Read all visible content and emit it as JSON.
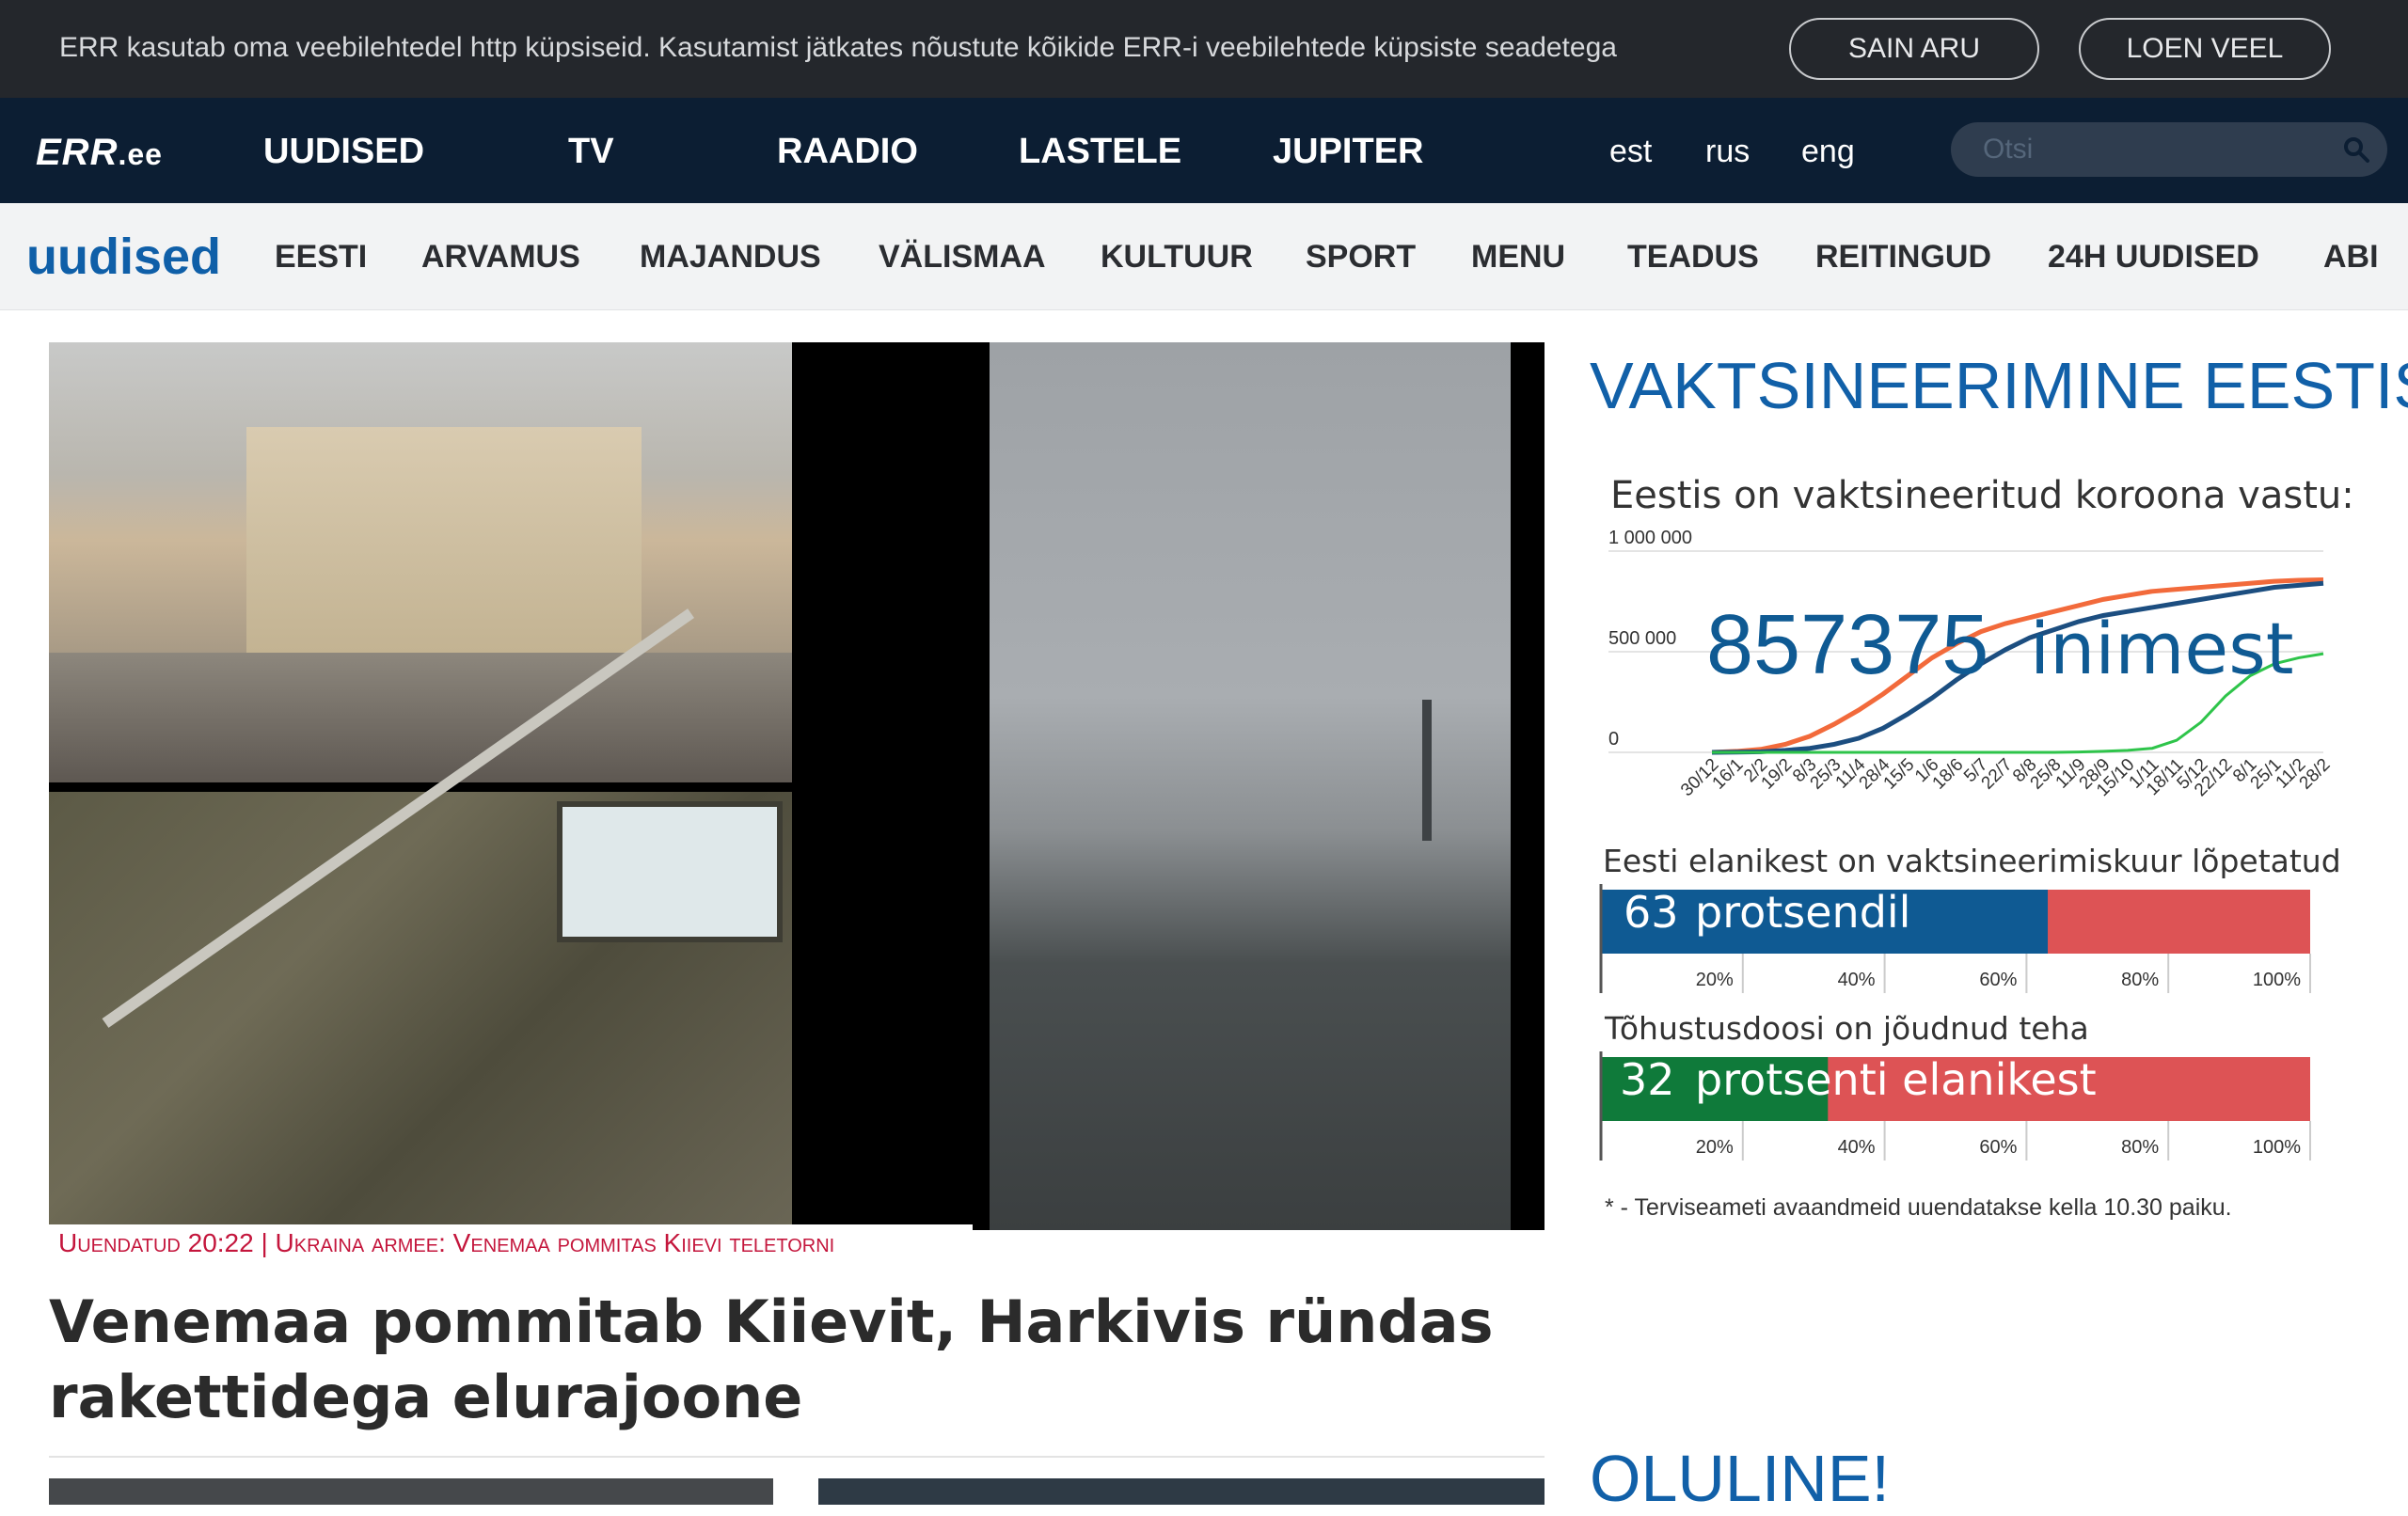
{
  "cookie": {
    "text": "ERR kasutab oma veebilehtedel http küpsiseid. Kasutamist jätkates nõustute kõikide ERR-i veebilehtede küpsiste seadetega",
    "accept_label": "SAIN ARU",
    "more_label": "LOEN VEEL"
  },
  "top_nav": {
    "logo": "ERR",
    "logo_suffix": ".ee",
    "links": [
      "UUDISED",
      "TV",
      "RAADIO",
      "LASTELE",
      "JUPITER"
    ],
    "languages": [
      "est",
      "rus",
      "eng"
    ],
    "search_placeholder": "Otsi"
  },
  "section_nav": {
    "logo": "uudised",
    "links": [
      "EESTI",
      "ARVAMUS",
      "MAJANDUS",
      "VÄLISMAA",
      "KULTUUR",
      "SPORT",
      "MENU",
      "TEADUS",
      "REITINGUD",
      "24H UUDISED",
      "ABI"
    ]
  },
  "hero": {
    "kicker": "Uuendatud 20:22 | Ukraina armee: Venemaa pommitas Kiievi teletorni",
    "title": "Venemaa pommitab Kiievit, Harkivis ründas rakettidega elurajoone"
  },
  "vaccination": {
    "heading": "VAKTSINEERIMINE EESTIS",
    "subheading": "Eestis on vaktsineeritud koroona vastu:",
    "total_count": "857375",
    "total_unit": "inimest",
    "completed_label": "Eesti elanikest on vaktsineerimiskuur lõpetatud",
    "completed_value": "63",
    "completed_unit": "protsendil",
    "booster_label": "Tõhustusdoosi on jõudnud teha",
    "booster_value": "32",
    "booster_unit": "protsenti elanikest",
    "note": "* - Terviseameti avaandmeid uuendatakse kella 10.30 paiku.",
    "colors": {
      "blue": "#0f5a93",
      "red": "#dd5355",
      "green": "#0f7a3a",
      "orange": "#f26a3b",
      "dark_blue": "#1c4e80",
      "light_green": "#2ec44a",
      "heading": "#1160a8"
    }
  },
  "oluline": "OLULINE!",
  "chart_data": [
    {
      "type": "line",
      "title": "Eestis on vaktsineeritud koroona vastu:",
      "x": [
        "30/12",
        "16/1",
        "2/2",
        "19/2",
        "8/3",
        "25/3",
        "11/4",
        "28/4",
        "15/5",
        "1/6",
        "18/6",
        "5/7",
        "22/7",
        "8/8",
        "25/8",
        "11/9",
        "28/9",
        "15/10",
        "1/11",
        "18/11",
        "5/12",
        "22/12",
        "8/1",
        "25/1",
        "11/2",
        "28/2"
      ],
      "y_ticks": [
        "0",
        "500 000",
        "1 000 000"
      ],
      "ylim": [
        0,
        1000000
      ],
      "series": [
        {
          "values": [
            0,
            5000,
            15000,
            40000,
            80000,
            140000,
            210000,
            290000,
            380000,
            470000,
            540000,
            600000,
            640000,
            670000,
            700000,
            730000,
            760000,
            780000,
            800000,
            810000,
            820000,
            830000,
            840000,
            850000,
            855000,
            857375
          ]
        },
        {
          "values": [
            0,
            1000,
            3000,
            10000,
            20000,
            40000,
            70000,
            120000,
            190000,
            270000,
            360000,
            440000,
            510000,
            570000,
            610000,
            650000,
            680000,
            700000,
            720000,
            740000,
            760000,
            780000,
            800000,
            820000,
            830000,
            840000
          ]
        },
        {
          "values": [
            0,
            0,
            0,
            0,
            0,
            0,
            0,
            0,
            0,
            0,
            0,
            0,
            0,
            0,
            0,
            2000,
            5000,
            10000,
            20000,
            60000,
            150000,
            280000,
            380000,
            440000,
            470000,
            490000
          ]
        }
      ]
    },
    {
      "type": "bar",
      "title": "Eesti elanikest on vaktsineerimiskuur lõpetatud",
      "categories": [
        ""
      ],
      "values": [
        63
      ],
      "x_ticks": [
        "20%",
        "40%",
        "60%",
        "80%",
        "100%"
      ],
      "xlim": [
        0,
        100
      ]
    },
    {
      "type": "bar",
      "title": "Tõhustusdoosi on jõudnud teha",
      "categories": [
        ""
      ],
      "values": [
        32
      ],
      "x_ticks": [
        "20%",
        "40%",
        "60%",
        "80%",
        "100%"
      ],
      "xlim": [
        0,
        100
      ]
    }
  ]
}
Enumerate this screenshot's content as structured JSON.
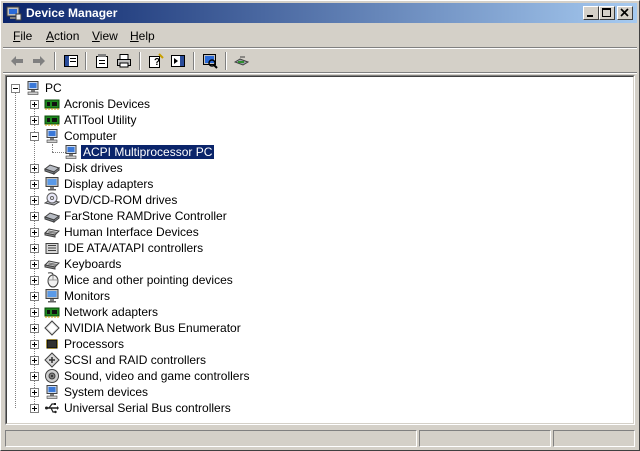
{
  "window": {
    "title": "Device Manager",
    "colors": {
      "titlebar_start": "#0a246a",
      "titlebar_end": "#a6caf0",
      "face": "#d4d0c8",
      "selection": "#0a246a"
    }
  },
  "menu": [
    {
      "key": "F",
      "rest": "ile"
    },
    {
      "key": "A",
      "rest": "ction"
    },
    {
      "key": "V",
      "rest": "iew"
    },
    {
      "key": "H",
      "rest": "elp"
    }
  ],
  "toolbar": [
    "back-arrow-icon",
    "forward-arrow-icon",
    "show-hide-console-tree-icon",
    "properties-icon",
    "print-icon",
    "help-icon",
    "show-hide-action-pane-icon",
    "scan-hardware-icon",
    "update-driver-icon"
  ],
  "tree": {
    "root": {
      "label": "PC",
      "icon": "computer-icon",
      "expanded": true
    },
    "categories": [
      {
        "label": "Acronis Devices",
        "icon": "chip-icon",
        "expanded": false
      },
      {
        "label": "ATITool Utility",
        "icon": "chip-icon",
        "expanded": false
      },
      {
        "label": "Computer",
        "icon": "computer-icon",
        "expanded": true,
        "children": [
          {
            "label": "ACPI Multiprocessor PC",
            "icon": "computer-icon",
            "selected": true
          }
        ]
      },
      {
        "label": "Disk drives",
        "icon": "disk-drive-icon",
        "expanded": false
      },
      {
        "label": "Display adapters",
        "icon": "monitor-icon",
        "expanded": false
      },
      {
        "label": "DVD/CD-ROM drives",
        "icon": "cd-icon",
        "expanded": false
      },
      {
        "label": "FarStone RAMDrive Controller",
        "icon": "disk-drive-icon",
        "expanded": false
      },
      {
        "label": "Human Interface Devices",
        "icon": "keyboard-icon",
        "expanded": false
      },
      {
        "label": "IDE ATA/ATAPI controllers",
        "icon": "ide-controller-icon",
        "expanded": false
      },
      {
        "label": "Keyboards",
        "icon": "keyboard-icon",
        "expanded": false
      },
      {
        "label": "Mice and other pointing devices",
        "icon": "mouse-icon",
        "expanded": false
      },
      {
        "label": "Monitors",
        "icon": "monitor-icon",
        "expanded": false
      },
      {
        "label": "Network adapters",
        "icon": "chip-icon",
        "expanded": false
      },
      {
        "label": "NVIDIA Network Bus Enumerator",
        "icon": "diamond-icon",
        "expanded": false
      },
      {
        "label": "Processors",
        "icon": "processor-icon",
        "expanded": false
      },
      {
        "label": "SCSI and RAID controllers",
        "icon": "scsi-icon",
        "expanded": false
      },
      {
        "label": "Sound, video and game controllers",
        "icon": "speaker-icon",
        "expanded": false
      },
      {
        "label": "System devices",
        "icon": "computer-icon",
        "expanded": false
      },
      {
        "label": "Universal Serial Bus controllers",
        "icon": "usb-icon",
        "expanded": false
      }
    ]
  },
  "statusbar": {
    "panes": [
      "",
      "",
      ""
    ]
  }
}
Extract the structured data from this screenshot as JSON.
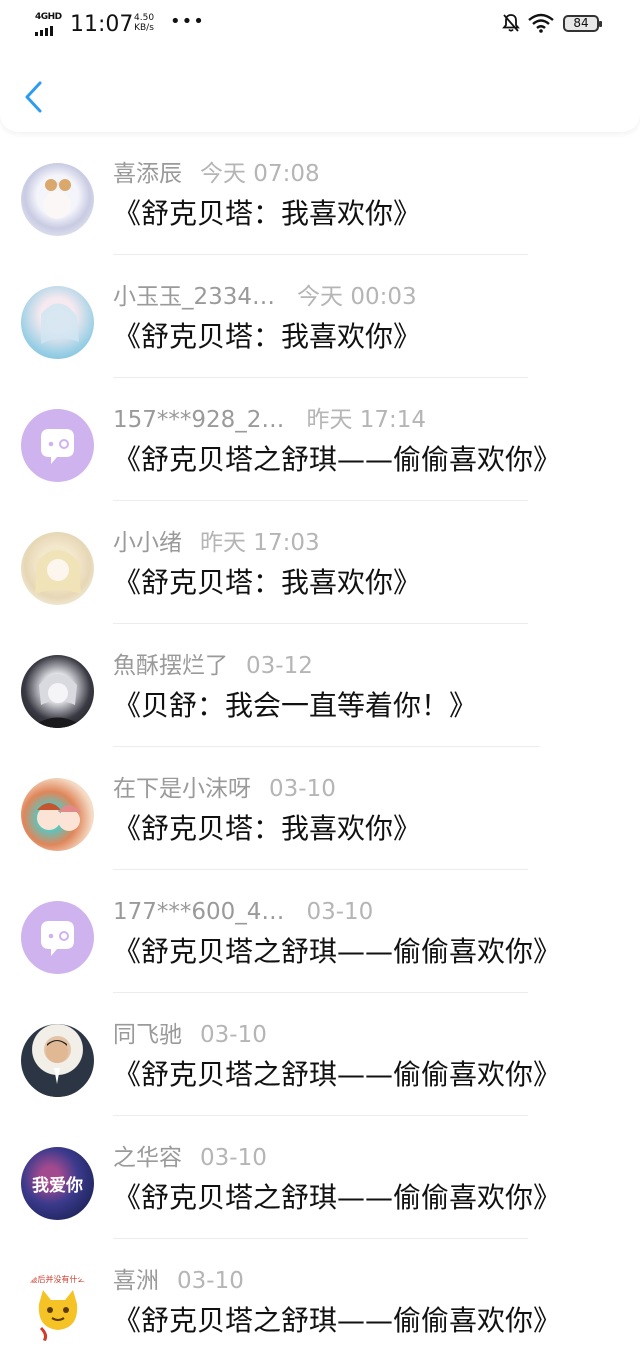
{
  "status_bar": {
    "network": "4GHD",
    "time": "11:07",
    "speed_value": "4.50",
    "speed_unit": "KB/s",
    "more": "•••",
    "battery": "84"
  },
  "colors": {
    "accent": "#2d9cf0",
    "name_text": "#9a9a9a",
    "time_text": "#b5b5b5",
    "message_text": "#111111",
    "default_avatar": "#cfb3ef"
  },
  "items": [
    {
      "name": "喜添辰",
      "time": "今天 07:08",
      "message": "《舒克贝塔：我喜欢你》",
      "avatar": "anime-avatar"
    },
    {
      "name": "小玉玉_2334…",
      "time": "今天 00:03",
      "message": "《舒克贝塔：我喜欢你》",
      "avatar": "anime-avatar"
    },
    {
      "name": "157***928_2…",
      "time": "昨天 17:14",
      "message": "《舒克贝塔之舒琪——偷偷喜欢你》",
      "avatar": "default-chat-avatar"
    },
    {
      "name": "小小绪",
      "time": "昨天 17:03",
      "message": "《舒克贝塔：我喜欢你》",
      "avatar": "anime-avatar"
    },
    {
      "name": "魚酥摆烂了",
      "time": "03-12",
      "message": "《贝舒：我会一直等着你！》",
      "avatar": "anime-avatar"
    },
    {
      "name": "在下是小沫呀",
      "time": "03-10",
      "message": "《舒克贝塔：我喜欢你》",
      "avatar": "anime-avatar"
    },
    {
      "name": "177***600_4…",
      "time": "03-10",
      "message": "《舒克贝塔之舒琪——偷偷喜欢你》",
      "avatar": "default-chat-avatar"
    },
    {
      "name": "同飞驰",
      "time": "03-10",
      "message": "《舒克贝塔之舒琪——偷偷喜欢你》",
      "avatar": "photo-avatar"
    },
    {
      "name": "之华容",
      "time": "03-10",
      "message": "《舒克贝塔之舒琪——偷偷喜欢你》",
      "avatar": "galaxy-avatar",
      "avatar_text": "我爱你"
    },
    {
      "name": "喜洲",
      "time": "03-10",
      "message": "《舒克贝塔之舒琪——偷偷喜欢你》",
      "avatar": "sticker-avatar",
      "avatar_text": "最后并没有什么"
    }
  ]
}
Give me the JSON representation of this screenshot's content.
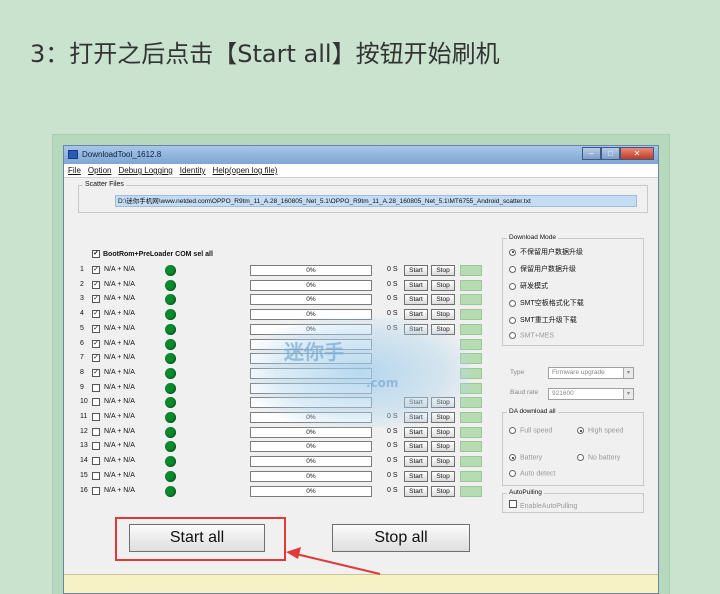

____

WORK REQUIRED>
Extract every line containing the string "this" from the data above.

OUTPUT OF THE TASK>
Enumerate this screenshot's content as structured JSON.
Extract the structured data from this screenshot as JSON.
Give me the JSON representation of this screenshot's content.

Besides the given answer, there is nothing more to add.